• [WRITTEN INSTRUCTION]: Reproduce all the material exactly, minus any pictures it holds.

***** RECORDS SHOWN

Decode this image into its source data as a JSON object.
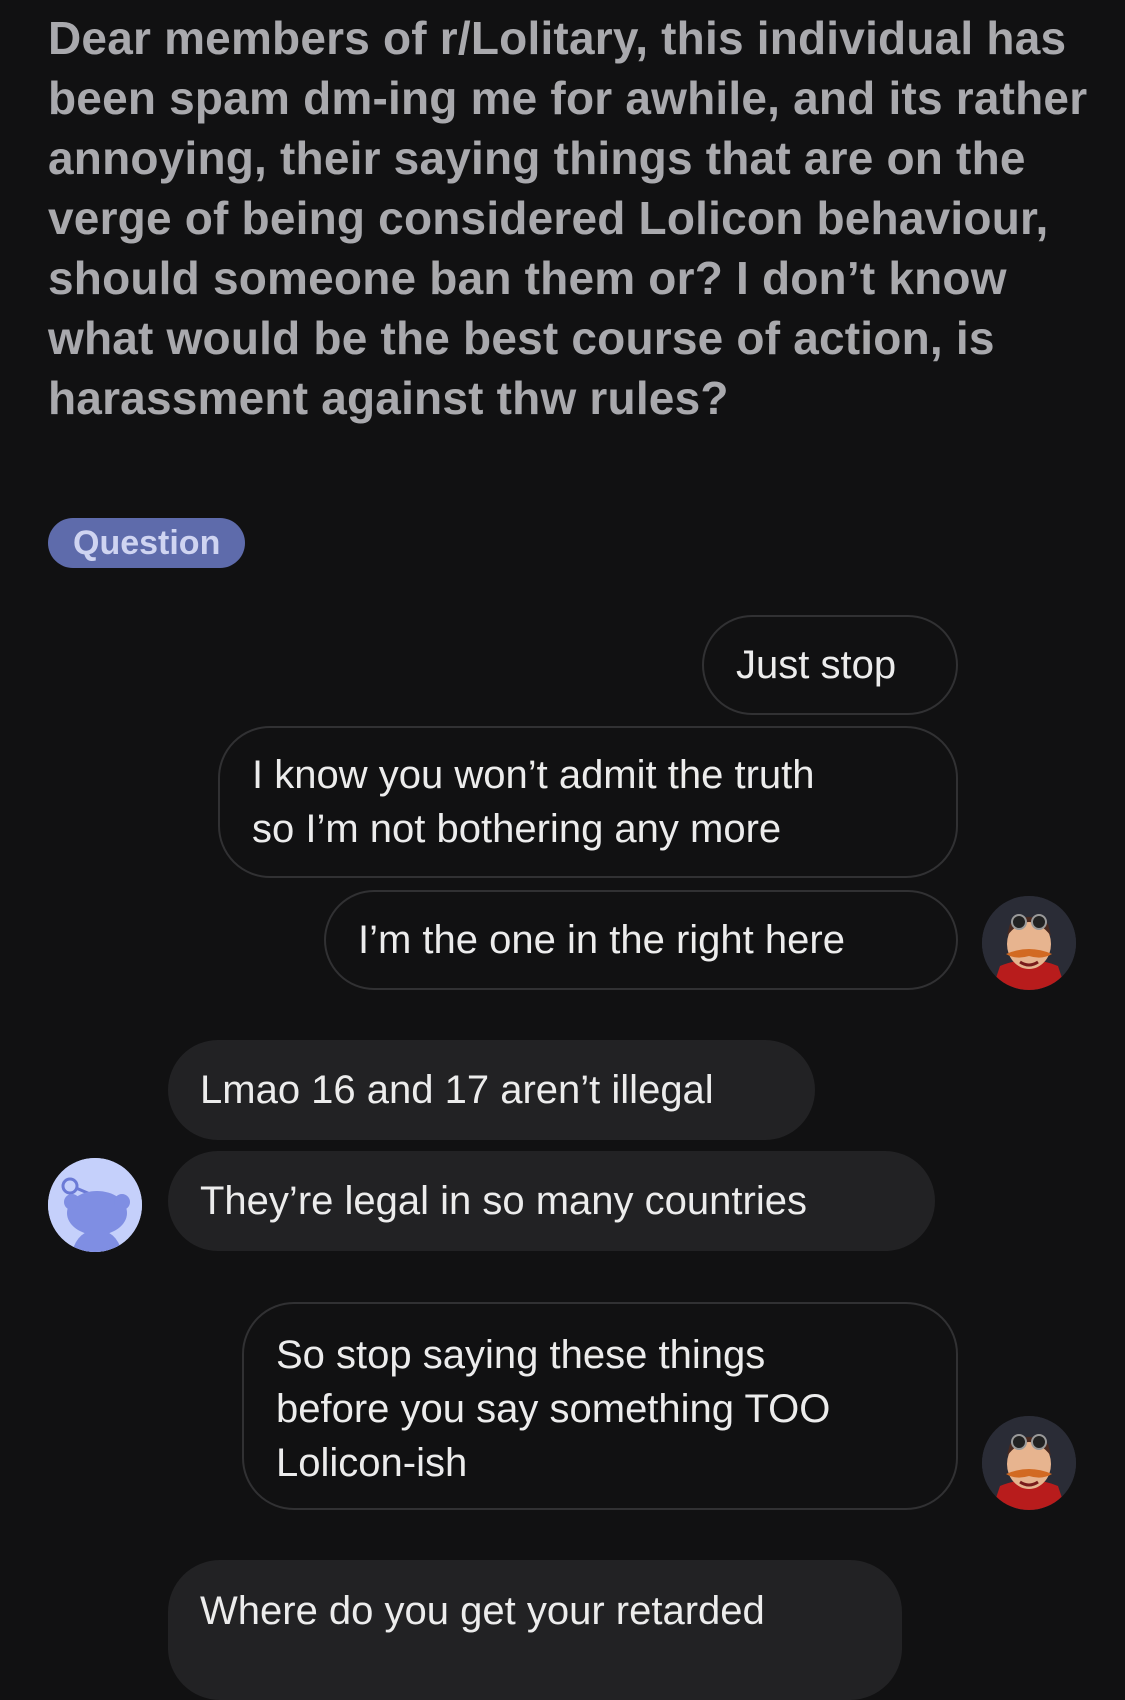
{
  "post": {
    "body": "Dear members of r/Lolitary, this individual has been spam dm-ing me for awhile, and its rather annoying, their saying things that are on the verge of being considered Lolicon behaviour, should someone ban them or? I don’t know what would be the best course of action, is harassment against thw rules?",
    "flair": "Question"
  },
  "chat": {
    "messages": [
      {
        "text_lines": [
          "Just stop"
        ]
      },
      {
        "text_lines": [
          "I know you won’t admit the truth",
          "so I’m not bothering any more"
        ]
      },
      {
        "text_lines": [
          "I’m the one in the right here"
        ]
      },
      {
        "text_lines": [
          "Lmao 16 and 17 aren’t illegal"
        ]
      },
      {
        "text_lines": [
          "They’re legal in so many countries"
        ]
      },
      {
        "text_lines": [
          "So stop saying these things",
          "before you say something TOO",
          "Lolicon-ish"
        ]
      },
      {
        "text_lines": [
          "Where do you get your retarded"
        ]
      }
    ]
  },
  "colors": {
    "background": "#111112",
    "post_text": "#a9a9ad",
    "flair_bg": "#5e6bab",
    "received_bubble": "#222224",
    "sent_bubble_border": "#313133"
  },
  "icons": {
    "sender_avatar": "robotnik-avatar-icon",
    "recipient_avatar": "reddit-snoo-avatar-icon"
  }
}
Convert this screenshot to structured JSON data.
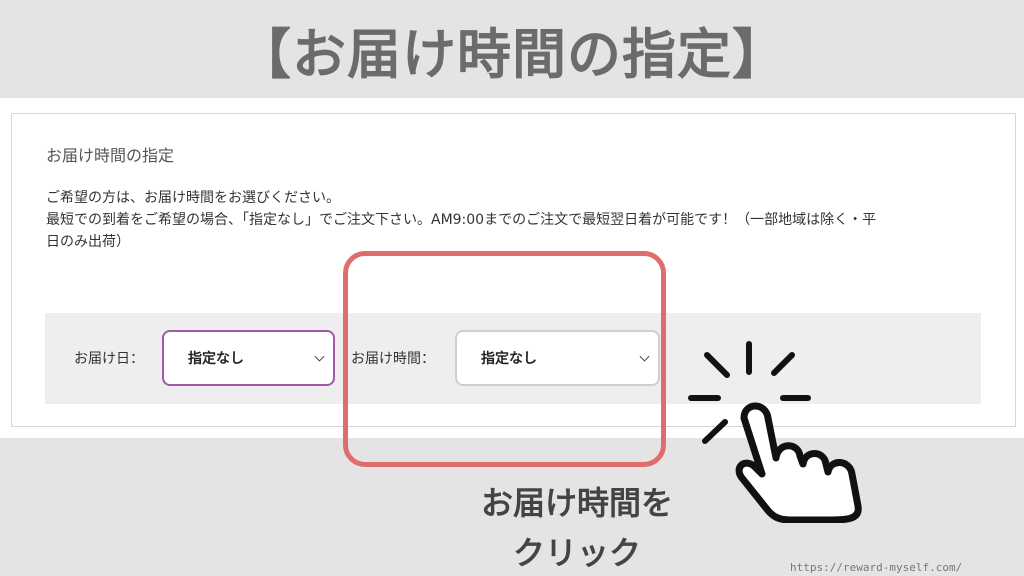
{
  "banner": {
    "title": "【お届け時間の指定】"
  },
  "panel": {
    "heading": "お届け時間の指定",
    "description_lines": [
      "ご希望の方は、お届け時間をお選びください。",
      "最短での到着をご希望の場合、「指定なし」でご注文下さい。AM9:00までのご注文で最短翌日着が可能です！（一部地域は除く・平",
      "日のみ出荷）"
    ]
  },
  "form": {
    "delivery_day": {
      "label": "お届け日：",
      "selected": "指定なし"
    },
    "delivery_time": {
      "label": "お届け時間：",
      "selected": "指定なし"
    }
  },
  "annotation": {
    "caption_lines": [
      "お届け時間を",
      "クリック"
    ],
    "icon": "pointing-hand-click-icon"
  },
  "watermark": "https://reward-myself.com/",
  "colors": {
    "background": "#e4e4e4",
    "banner_text": "#6b6b6b",
    "highlight": "#e06c6c",
    "focused_select_border": "#a05ba8",
    "form_row": "#eeeeee"
  }
}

**********

• [SOLUTION TO THIS EXERCISE]:
Decode this image into its source data as a JSON object.
{
  "post": {
    "body": "Dear members of r/Lolitary, this individual has been spam dm-ing me for awhile, and its rather annoying, their saying things that are on the verge of being considered Lolicon behaviour, should someone ban them or? I don’t know what would be the best course of action, is harassment against thw rules?",
    "flair": "Question"
  },
  "chat": {
    "messages": [
      {
        "text_lines": [
          "Just stop"
        ]
      },
      {
        "text_lines": [
          "I know you won’t admit the truth",
          "so I’m not bothering any more"
        ]
      },
      {
        "text_lines": [
          "I’m the one in the right here"
        ]
      },
      {
        "text_lines": [
          "Lmao 16 and 17 aren’t illegal"
        ]
      },
      {
        "text_lines": [
          "They’re legal in so many countries"
        ]
      },
      {
        "text_lines": [
          "So stop saying these things",
          "before you say something TOO",
          "Lolicon-ish"
        ]
      },
      {
        "text_lines": [
          "Where do you get your retarded"
        ]
      }
    ]
  },
  "colors": {
    "background": "#111112",
    "post_text": "#a9a9ad",
    "flair_bg": "#5e6bab",
    "received_bubble": "#222224",
    "sent_bubble_border": "#313133"
  },
  "icons": {
    "sender_avatar": "robotnik-avatar-icon",
    "recipient_avatar": "reddit-snoo-avatar-icon"
  }
}
Convert this screenshot to structured JSON data.
{
  "banner": {
    "title": "【お届け時間の指定】"
  },
  "panel": {
    "heading": "お届け時間の指定",
    "description_lines": [
      "ご希望の方は、お届け時間をお選びください。",
      "最短での到着をご希望の場合、「指定なし」でご注文下さい。AM9:00までのご注文で最短翌日着が可能です！（一部地域は除く・平",
      "日のみ出荷）"
    ]
  },
  "form": {
    "delivery_day": {
      "label": "お届け日：",
      "selected": "指定なし"
    },
    "delivery_time": {
      "label": "お届け時間：",
      "selected": "指定なし"
    }
  },
  "annotation": {
    "caption_lines": [
      "お届け時間を",
      "クリック"
    ],
    "icon": "pointing-hand-click-icon"
  },
  "watermark": "https://reward-myself.com/",
  "colors": {
    "background": "#e4e4e4",
    "banner_text": "#6b6b6b",
    "highlight": "#e06c6c",
    "focused_select_border": "#a05ba8",
    "form_row": "#eeeeee"
  }
}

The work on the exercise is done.